Request:
Without the pictures, give the entries below again exactly as written.

Records for the exercise:
+ + +

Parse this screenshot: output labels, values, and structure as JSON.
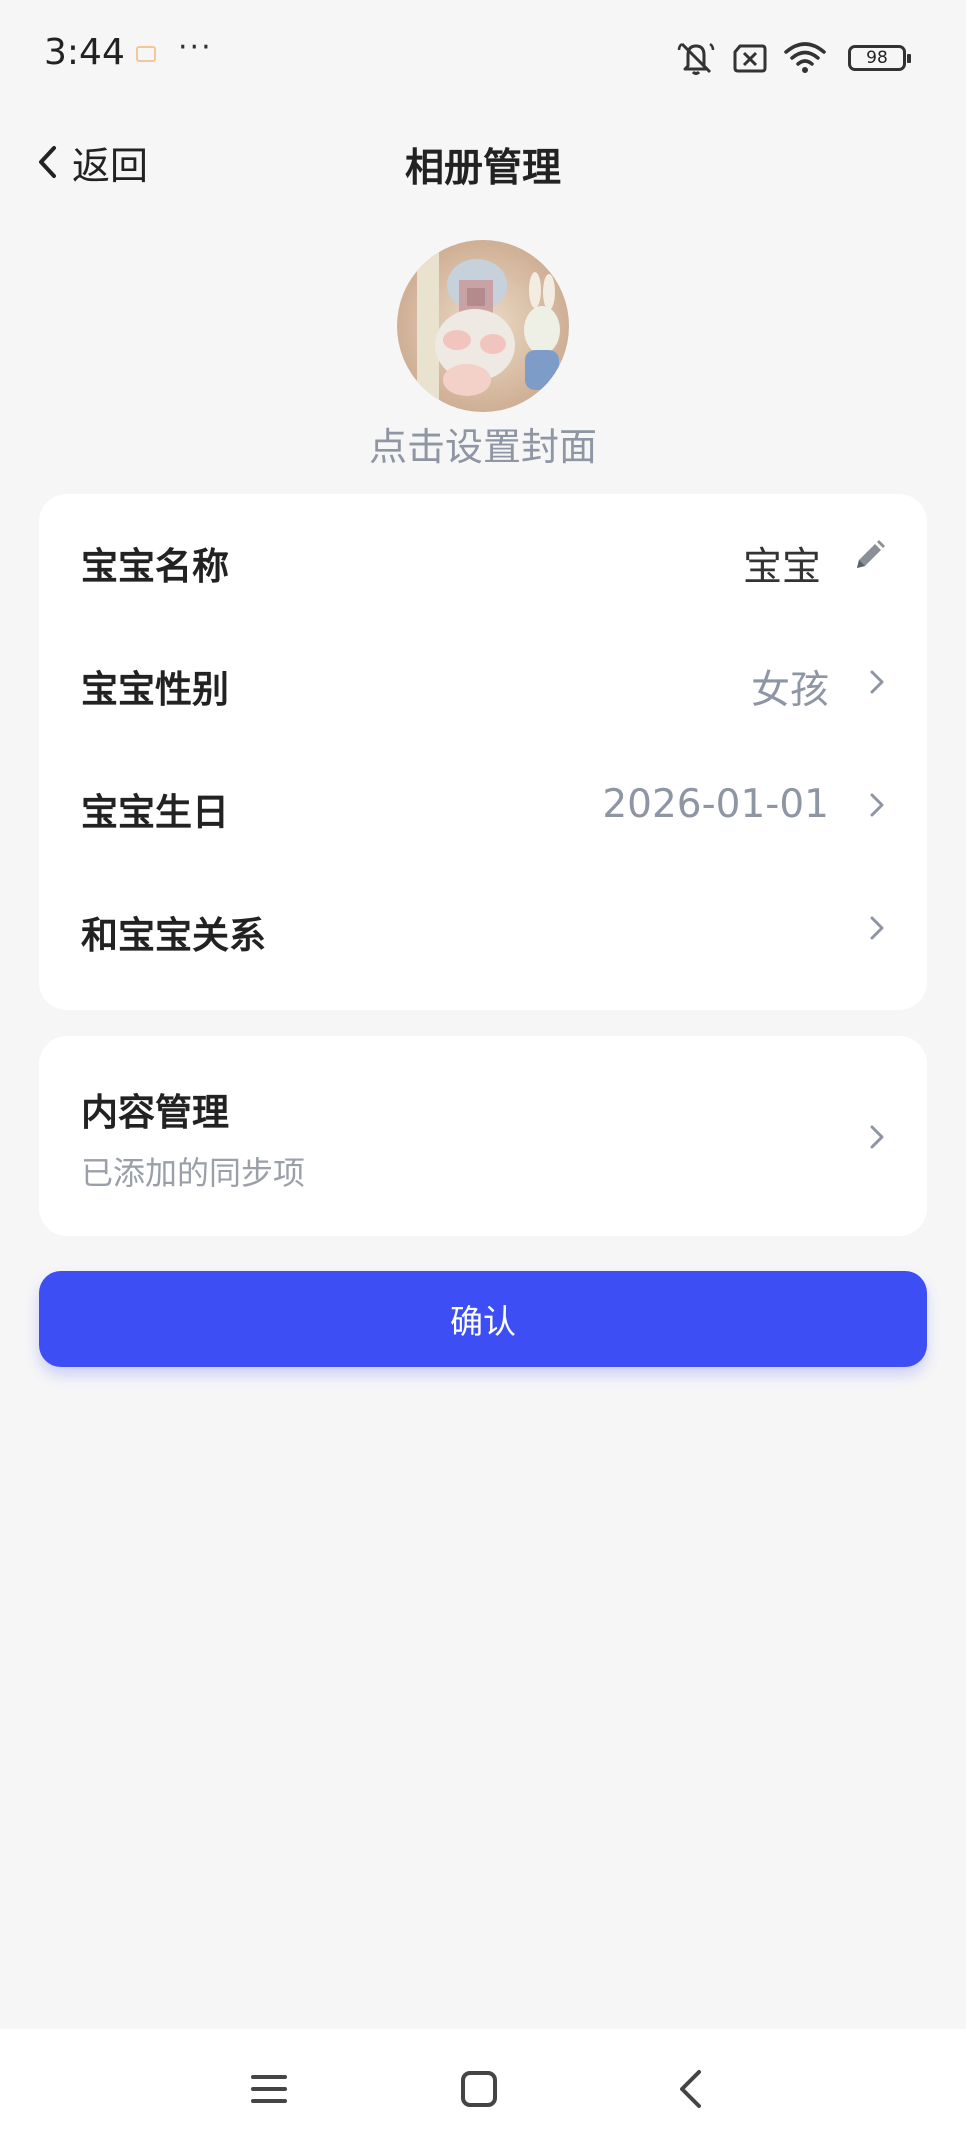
{
  "status_bar": {
    "time": "3:44",
    "more": "···",
    "battery": "98",
    "icons": [
      "app-notification-icon",
      "mute-icon",
      "sim-off-icon",
      "wifi-icon",
      "battery-icon"
    ]
  },
  "header": {
    "back_label": "返回",
    "title": "相册管理"
  },
  "cover": {
    "hint": "点击设置封面"
  },
  "baby_info": {
    "rows": [
      {
        "label": "宝宝名称",
        "value": "宝宝",
        "icon": "pencil-icon"
      },
      {
        "label": "宝宝性别",
        "value": "女孩",
        "icon": "chevron-right-icon"
      },
      {
        "label": "宝宝生日",
        "value": "2026-01-01",
        "icon": "chevron-right-icon"
      },
      {
        "label": "和宝宝关系",
        "value": "",
        "icon": "chevron-right-icon"
      }
    ]
  },
  "content_management": {
    "title": "内容管理",
    "subtitle": "已添加的同步项"
  },
  "confirm_label": "确认",
  "colors": {
    "primary": "#3d4ef5",
    "background": "#f6f6f7",
    "muted_text": "#8e95a3"
  }
}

+ + +

Output of the task:
Parse this screenshot: output labels, values, and structure as JSON.
{
  "status_bar": {
    "time": "3:44",
    "more": "···",
    "battery": "98",
    "icons": [
      "app-notification-icon",
      "mute-icon",
      "sim-off-icon",
      "wifi-icon",
      "battery-icon"
    ]
  },
  "header": {
    "back_label": "返回",
    "title": "相册管理"
  },
  "cover": {
    "hint": "点击设置封面"
  },
  "baby_info": {
    "rows": [
      {
        "label": "宝宝名称",
        "value": "宝宝",
        "icon": "pencil-icon"
      },
      {
        "label": "宝宝性别",
        "value": "女孩",
        "icon": "chevron-right-icon"
      },
      {
        "label": "宝宝生日",
        "value": "2026-01-01",
        "icon": "chevron-right-icon"
      },
      {
        "label": "和宝宝关系",
        "value": "",
        "icon": "chevron-right-icon"
      }
    ]
  },
  "content_management": {
    "title": "内容管理",
    "subtitle": "已添加的同步项"
  },
  "confirm_label": "确认",
  "colors": {
    "primary": "#3d4ef5",
    "background": "#f6f6f7",
    "muted_text": "#8e95a3"
  }
}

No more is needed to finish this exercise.